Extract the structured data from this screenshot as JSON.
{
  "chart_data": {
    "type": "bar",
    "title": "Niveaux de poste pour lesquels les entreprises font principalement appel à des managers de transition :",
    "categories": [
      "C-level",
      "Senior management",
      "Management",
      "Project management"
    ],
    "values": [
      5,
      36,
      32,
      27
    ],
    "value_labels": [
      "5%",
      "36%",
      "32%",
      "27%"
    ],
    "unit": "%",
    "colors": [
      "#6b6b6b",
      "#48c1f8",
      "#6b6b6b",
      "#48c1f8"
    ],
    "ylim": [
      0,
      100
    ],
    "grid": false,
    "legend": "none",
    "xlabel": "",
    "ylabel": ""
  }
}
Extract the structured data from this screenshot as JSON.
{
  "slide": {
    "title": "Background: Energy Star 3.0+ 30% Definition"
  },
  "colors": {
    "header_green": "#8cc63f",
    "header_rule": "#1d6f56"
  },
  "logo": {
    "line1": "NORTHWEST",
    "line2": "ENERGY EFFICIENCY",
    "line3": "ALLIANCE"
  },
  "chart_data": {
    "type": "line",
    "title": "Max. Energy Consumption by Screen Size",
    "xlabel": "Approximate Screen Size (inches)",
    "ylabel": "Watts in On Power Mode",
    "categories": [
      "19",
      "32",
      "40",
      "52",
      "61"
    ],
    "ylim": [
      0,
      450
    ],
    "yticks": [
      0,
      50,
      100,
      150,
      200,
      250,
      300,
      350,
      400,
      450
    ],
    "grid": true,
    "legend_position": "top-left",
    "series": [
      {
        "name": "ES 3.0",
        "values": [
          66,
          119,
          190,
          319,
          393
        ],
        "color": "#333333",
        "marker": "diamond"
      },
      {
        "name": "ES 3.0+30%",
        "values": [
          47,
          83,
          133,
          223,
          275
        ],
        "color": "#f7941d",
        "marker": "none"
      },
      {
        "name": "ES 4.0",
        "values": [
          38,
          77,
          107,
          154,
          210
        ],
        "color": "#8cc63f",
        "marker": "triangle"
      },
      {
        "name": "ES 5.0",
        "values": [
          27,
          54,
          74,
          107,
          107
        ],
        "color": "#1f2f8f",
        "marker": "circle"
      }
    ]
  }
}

## Aim
Show every line in the entries where the string "name" occurs.

## Response to the exercise
        "name": "ES 3.0",
        "name": "ES 3.0+30%",
        "name": "ES 4.0",
        "name": "ES 5.0",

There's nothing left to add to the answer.